● **Short task**: Return every line of the entries below, from the first one up to and including the line with "expand-icon: + <box>97 202 106 214</box>", copied character for character.

------------------------------------------------------------------------

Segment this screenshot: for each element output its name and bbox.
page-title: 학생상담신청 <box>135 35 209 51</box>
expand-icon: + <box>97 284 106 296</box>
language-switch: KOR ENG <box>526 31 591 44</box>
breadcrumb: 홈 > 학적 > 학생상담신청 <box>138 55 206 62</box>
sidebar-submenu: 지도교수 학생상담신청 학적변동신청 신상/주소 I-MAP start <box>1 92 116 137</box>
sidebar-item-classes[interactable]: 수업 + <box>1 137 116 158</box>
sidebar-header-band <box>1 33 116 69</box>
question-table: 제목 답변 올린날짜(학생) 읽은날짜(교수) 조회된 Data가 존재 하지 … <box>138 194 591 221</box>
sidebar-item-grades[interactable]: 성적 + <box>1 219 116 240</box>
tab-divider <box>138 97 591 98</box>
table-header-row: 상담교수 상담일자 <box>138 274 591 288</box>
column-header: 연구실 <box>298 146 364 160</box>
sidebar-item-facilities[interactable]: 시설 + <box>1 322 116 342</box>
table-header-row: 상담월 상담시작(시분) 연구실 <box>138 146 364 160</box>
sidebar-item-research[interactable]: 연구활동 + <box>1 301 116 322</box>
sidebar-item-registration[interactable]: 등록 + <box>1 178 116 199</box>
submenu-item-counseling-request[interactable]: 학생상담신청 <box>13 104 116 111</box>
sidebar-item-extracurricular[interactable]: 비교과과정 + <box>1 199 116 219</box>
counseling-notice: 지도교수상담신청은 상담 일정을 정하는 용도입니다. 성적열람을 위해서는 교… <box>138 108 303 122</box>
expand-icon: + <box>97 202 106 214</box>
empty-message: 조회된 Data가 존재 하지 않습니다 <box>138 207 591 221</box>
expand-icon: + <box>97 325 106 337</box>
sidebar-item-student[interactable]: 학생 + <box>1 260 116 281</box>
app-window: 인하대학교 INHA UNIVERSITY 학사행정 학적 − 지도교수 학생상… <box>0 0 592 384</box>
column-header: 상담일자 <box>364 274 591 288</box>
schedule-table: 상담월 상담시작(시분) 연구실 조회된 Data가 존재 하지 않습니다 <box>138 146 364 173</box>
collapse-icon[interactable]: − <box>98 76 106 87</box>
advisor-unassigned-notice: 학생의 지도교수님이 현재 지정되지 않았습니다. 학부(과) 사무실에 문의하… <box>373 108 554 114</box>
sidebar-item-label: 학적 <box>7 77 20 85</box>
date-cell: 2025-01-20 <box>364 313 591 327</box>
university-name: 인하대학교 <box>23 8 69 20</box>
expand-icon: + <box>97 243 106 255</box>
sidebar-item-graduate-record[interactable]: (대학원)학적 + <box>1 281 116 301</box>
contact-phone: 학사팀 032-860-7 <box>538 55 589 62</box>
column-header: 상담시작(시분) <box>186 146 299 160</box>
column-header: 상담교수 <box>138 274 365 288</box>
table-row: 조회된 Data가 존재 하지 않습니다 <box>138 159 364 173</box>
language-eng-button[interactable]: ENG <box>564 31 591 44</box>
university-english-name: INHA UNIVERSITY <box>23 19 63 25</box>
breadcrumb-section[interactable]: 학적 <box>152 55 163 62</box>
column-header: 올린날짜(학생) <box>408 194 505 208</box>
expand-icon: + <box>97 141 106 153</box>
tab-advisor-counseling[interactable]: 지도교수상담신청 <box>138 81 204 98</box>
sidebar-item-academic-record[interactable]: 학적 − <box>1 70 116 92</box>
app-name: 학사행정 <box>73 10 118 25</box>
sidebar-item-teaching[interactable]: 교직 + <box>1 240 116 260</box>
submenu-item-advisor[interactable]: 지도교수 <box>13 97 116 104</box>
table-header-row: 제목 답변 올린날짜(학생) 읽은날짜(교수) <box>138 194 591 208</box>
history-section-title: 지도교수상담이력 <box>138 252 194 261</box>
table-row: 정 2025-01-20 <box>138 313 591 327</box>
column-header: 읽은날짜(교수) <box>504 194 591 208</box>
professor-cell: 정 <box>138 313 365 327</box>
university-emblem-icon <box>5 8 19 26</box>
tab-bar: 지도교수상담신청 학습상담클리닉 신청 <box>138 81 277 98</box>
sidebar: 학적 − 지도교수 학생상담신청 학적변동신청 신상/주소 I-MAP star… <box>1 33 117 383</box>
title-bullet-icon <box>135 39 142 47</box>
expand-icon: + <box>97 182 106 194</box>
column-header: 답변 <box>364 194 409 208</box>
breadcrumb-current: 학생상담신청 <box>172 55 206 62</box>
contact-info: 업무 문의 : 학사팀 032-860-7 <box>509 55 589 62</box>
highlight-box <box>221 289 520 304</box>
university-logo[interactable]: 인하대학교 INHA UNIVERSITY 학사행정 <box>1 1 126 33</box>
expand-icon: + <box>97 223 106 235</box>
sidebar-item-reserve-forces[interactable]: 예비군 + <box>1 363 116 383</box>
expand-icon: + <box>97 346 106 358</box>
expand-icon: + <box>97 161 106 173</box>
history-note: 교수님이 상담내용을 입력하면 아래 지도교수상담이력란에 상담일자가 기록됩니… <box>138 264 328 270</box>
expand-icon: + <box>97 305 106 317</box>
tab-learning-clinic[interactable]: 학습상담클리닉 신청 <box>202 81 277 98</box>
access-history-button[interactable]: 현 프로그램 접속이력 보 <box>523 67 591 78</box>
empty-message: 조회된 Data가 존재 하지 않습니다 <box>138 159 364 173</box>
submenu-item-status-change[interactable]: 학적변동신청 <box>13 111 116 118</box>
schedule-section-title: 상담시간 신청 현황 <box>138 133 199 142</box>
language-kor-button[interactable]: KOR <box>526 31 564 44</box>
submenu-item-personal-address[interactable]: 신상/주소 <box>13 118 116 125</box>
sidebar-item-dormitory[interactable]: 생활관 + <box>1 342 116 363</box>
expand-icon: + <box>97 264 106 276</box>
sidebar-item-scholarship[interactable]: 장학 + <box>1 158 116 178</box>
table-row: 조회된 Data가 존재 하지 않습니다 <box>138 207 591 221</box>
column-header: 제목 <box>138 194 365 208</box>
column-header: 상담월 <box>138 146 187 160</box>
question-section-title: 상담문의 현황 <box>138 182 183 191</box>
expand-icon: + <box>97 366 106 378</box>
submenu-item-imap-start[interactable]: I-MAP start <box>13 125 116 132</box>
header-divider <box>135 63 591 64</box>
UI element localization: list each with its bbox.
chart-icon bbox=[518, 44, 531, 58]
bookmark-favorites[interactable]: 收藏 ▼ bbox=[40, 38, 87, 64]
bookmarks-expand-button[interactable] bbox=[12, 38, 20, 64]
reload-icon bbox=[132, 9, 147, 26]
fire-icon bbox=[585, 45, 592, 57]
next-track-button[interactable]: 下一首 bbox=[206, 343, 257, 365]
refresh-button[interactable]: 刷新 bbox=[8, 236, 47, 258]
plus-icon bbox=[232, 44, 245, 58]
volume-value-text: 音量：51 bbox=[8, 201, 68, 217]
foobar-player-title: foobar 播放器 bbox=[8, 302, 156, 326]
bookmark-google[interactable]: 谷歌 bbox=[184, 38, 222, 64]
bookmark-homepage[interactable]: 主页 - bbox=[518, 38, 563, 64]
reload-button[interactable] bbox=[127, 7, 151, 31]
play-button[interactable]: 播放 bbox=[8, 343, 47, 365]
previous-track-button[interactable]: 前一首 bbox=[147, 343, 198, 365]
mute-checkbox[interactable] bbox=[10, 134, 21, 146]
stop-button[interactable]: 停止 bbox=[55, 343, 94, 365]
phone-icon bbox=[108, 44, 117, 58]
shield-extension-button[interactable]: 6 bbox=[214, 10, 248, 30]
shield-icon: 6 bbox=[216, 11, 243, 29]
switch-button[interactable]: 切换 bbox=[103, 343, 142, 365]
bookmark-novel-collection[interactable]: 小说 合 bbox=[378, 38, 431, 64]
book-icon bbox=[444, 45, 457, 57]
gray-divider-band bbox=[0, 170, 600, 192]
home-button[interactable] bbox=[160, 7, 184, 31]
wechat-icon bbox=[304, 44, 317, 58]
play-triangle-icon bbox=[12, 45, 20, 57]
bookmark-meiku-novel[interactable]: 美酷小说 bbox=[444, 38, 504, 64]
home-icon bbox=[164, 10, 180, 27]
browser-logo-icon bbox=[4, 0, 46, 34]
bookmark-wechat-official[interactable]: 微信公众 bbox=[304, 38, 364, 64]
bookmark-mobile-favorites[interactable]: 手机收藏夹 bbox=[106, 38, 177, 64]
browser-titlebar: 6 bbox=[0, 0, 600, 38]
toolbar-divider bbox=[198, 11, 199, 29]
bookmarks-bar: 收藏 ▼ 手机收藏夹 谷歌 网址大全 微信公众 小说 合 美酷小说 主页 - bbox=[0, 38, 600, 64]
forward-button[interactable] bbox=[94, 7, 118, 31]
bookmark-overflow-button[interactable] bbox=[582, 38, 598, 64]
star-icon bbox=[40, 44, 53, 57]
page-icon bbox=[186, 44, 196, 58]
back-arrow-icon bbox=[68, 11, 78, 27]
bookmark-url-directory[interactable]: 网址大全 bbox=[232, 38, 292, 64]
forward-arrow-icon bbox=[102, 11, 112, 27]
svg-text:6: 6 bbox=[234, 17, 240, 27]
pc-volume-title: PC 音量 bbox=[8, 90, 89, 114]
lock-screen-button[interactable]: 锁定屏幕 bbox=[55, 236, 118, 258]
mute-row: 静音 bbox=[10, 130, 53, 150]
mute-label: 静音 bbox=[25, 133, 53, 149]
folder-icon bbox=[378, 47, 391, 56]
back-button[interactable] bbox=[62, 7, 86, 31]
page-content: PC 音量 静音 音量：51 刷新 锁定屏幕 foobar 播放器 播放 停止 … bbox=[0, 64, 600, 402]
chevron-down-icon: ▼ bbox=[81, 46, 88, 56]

------------------------------------------------------------------------

● **The result**:
Segment this screenshot: for each element output its name and bbox.
page-title: 학생상담신청 <box>135 35 209 51</box>
expand-icon: + <box>97 284 106 296</box>
language-switch: KOR ENG <box>526 31 591 44</box>
breadcrumb: 홈 > 학적 > 학생상담신청 <box>138 55 206 62</box>
sidebar-submenu: 지도교수 학생상담신청 학적변동신청 신상/주소 I-MAP start <box>1 92 116 137</box>
sidebar-item-classes[interactable]: 수업 + <box>1 137 116 158</box>
sidebar-header-band <box>1 33 116 69</box>
question-table: 제목 답변 올린날짜(학생) 읽은날짜(교수) 조회된 Data가 존재 하지 … <box>138 194 591 221</box>
sidebar-item-grades[interactable]: 성적 + <box>1 219 116 240</box>
tab-divider <box>138 97 591 98</box>
table-header-row: 상담교수 상담일자 <box>138 274 591 288</box>
column-header: 연구실 <box>298 146 364 160</box>
sidebar-item-facilities[interactable]: 시설 + <box>1 322 116 342</box>
table-header-row: 상담월 상담시작(시분) 연구실 <box>138 146 364 160</box>
sidebar-item-research[interactable]: 연구활동 + <box>1 301 116 322</box>
sidebar-item-registration[interactable]: 등록 + <box>1 178 116 199</box>
submenu-item-counseling-request[interactable]: 학생상담신청 <box>13 104 116 111</box>
sidebar-item-extracurricular[interactable]: 비교과과정 + <box>1 199 116 219</box>
counseling-notice: 지도교수상담신청은 상담 일정을 정하는 용도입니다. 성적열람을 위해서는 교… <box>138 108 303 122</box>
expand-icon: + <box>97 202 106 214</box>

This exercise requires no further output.